— start Input records —
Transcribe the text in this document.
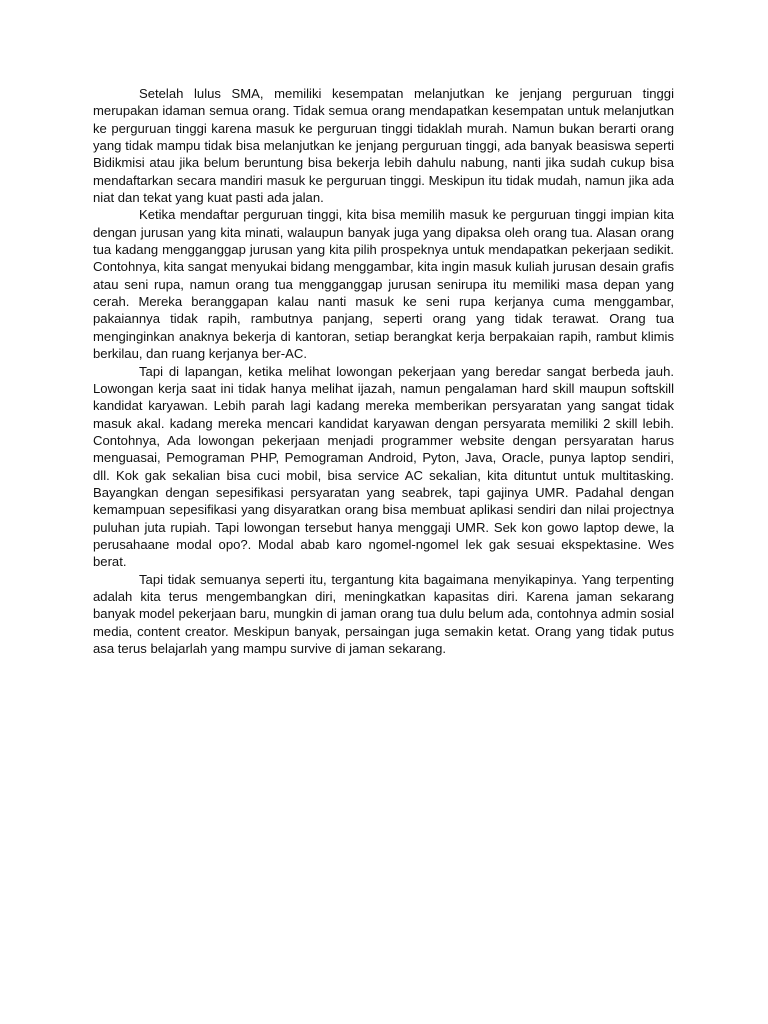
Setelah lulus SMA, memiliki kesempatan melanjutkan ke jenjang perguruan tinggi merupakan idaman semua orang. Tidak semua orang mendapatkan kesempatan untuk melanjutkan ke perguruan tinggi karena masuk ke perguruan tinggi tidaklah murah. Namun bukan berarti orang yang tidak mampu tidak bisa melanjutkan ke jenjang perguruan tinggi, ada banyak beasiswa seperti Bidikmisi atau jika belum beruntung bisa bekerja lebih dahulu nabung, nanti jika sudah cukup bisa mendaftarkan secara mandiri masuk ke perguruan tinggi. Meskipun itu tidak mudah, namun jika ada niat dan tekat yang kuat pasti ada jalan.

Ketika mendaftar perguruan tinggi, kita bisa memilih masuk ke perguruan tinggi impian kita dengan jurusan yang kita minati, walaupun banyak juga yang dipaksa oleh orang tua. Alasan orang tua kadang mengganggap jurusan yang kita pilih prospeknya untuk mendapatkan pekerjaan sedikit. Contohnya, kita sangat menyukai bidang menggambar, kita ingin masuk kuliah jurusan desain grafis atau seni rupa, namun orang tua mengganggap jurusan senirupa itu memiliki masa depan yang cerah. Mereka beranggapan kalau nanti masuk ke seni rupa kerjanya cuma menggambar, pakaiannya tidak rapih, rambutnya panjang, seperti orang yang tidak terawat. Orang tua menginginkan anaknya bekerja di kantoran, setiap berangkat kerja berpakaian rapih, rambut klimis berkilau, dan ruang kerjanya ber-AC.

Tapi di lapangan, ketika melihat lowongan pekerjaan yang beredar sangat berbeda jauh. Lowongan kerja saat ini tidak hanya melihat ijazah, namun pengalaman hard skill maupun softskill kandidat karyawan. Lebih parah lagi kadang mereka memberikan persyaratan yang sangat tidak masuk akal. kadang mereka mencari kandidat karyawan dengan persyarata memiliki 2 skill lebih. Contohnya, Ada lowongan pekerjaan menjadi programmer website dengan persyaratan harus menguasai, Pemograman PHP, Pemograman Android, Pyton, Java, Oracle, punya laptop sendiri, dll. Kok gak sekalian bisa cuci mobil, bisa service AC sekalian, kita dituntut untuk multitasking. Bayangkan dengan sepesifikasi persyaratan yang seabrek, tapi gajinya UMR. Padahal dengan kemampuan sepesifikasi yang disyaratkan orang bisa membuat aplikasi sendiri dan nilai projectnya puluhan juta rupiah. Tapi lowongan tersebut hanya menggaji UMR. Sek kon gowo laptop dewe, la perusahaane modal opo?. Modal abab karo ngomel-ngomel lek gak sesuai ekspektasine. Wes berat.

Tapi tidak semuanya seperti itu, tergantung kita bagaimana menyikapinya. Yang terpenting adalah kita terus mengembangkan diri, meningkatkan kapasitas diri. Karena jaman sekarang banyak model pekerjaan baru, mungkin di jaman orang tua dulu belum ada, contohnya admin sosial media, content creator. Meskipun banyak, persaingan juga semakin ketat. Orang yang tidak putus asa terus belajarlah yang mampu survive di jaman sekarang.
— end Input records —
— start Input records —
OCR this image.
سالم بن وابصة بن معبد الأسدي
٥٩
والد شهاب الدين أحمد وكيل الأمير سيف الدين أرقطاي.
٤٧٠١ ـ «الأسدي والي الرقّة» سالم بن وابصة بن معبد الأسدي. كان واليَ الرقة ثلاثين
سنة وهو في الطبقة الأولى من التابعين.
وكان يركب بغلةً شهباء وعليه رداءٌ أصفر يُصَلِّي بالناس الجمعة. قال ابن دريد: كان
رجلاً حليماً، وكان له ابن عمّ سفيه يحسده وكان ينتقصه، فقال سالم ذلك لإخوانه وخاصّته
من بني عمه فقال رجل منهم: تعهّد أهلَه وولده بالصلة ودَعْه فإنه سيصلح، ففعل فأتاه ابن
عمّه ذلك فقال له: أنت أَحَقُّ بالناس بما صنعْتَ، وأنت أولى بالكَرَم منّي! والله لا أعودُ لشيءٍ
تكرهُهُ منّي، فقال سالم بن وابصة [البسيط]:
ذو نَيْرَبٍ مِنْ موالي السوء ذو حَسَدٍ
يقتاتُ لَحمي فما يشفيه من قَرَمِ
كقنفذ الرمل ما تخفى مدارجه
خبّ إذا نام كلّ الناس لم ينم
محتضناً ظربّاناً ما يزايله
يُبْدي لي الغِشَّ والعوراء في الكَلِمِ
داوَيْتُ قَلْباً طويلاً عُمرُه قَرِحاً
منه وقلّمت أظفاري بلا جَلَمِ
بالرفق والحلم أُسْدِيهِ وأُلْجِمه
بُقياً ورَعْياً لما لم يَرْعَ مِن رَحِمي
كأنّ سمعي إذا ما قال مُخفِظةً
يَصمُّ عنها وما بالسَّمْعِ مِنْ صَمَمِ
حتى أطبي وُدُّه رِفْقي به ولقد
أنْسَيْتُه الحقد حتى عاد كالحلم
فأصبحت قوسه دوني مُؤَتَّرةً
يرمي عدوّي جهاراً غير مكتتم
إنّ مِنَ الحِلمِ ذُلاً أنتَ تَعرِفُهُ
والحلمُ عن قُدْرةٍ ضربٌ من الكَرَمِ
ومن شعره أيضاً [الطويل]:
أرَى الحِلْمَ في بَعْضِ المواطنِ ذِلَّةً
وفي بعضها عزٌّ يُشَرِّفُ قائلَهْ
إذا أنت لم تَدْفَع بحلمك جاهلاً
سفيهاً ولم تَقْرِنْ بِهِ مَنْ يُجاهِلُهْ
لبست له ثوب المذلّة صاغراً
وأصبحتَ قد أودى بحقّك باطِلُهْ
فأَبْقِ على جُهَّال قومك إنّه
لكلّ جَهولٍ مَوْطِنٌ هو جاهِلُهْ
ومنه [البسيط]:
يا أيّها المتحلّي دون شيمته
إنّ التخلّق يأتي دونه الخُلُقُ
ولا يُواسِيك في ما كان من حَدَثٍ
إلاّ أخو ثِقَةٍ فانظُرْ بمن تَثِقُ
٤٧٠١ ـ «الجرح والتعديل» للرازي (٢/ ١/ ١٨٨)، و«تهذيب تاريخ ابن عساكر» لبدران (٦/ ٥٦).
— end Input records —
— start Input records —
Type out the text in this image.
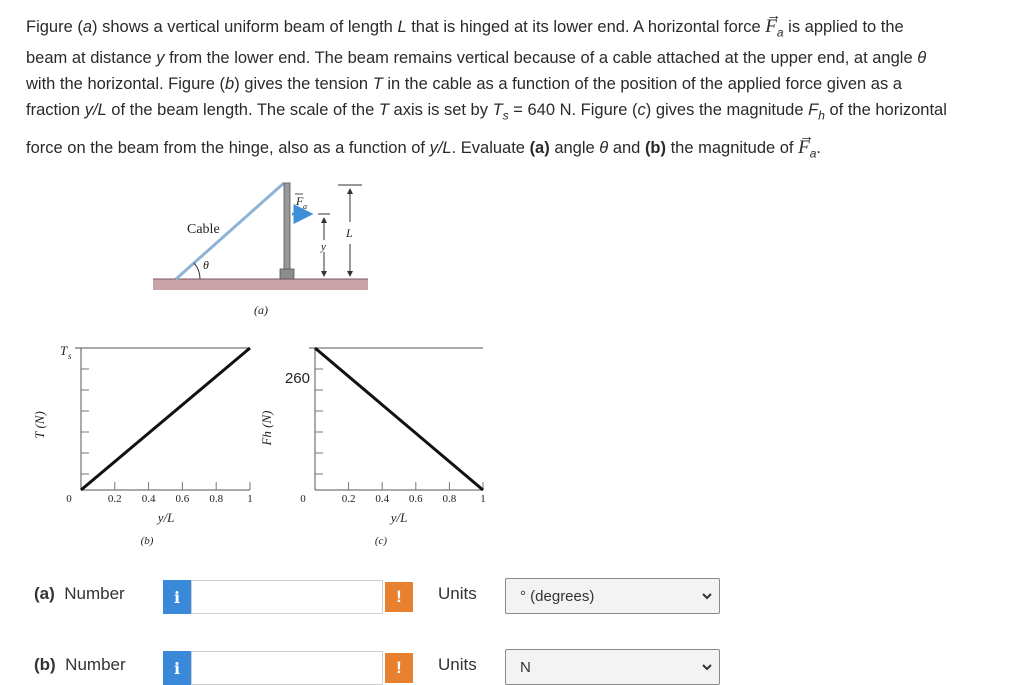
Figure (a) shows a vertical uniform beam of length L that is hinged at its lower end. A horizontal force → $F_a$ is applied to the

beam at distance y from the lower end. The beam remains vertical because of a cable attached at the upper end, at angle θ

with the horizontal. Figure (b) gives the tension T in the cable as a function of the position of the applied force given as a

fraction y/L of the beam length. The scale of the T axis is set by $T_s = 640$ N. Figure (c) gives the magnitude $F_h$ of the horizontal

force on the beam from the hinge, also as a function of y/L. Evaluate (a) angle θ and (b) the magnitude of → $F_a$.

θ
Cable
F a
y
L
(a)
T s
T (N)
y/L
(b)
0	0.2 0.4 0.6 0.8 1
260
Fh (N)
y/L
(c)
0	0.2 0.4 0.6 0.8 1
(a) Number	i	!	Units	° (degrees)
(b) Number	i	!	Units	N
— end Input records —
- **Short exercise**
Using the records above, gather all lines where the string "this" is present.

- **Complete output**
Transcribe the text in this document.
OCR this image.
Type out the text in this image.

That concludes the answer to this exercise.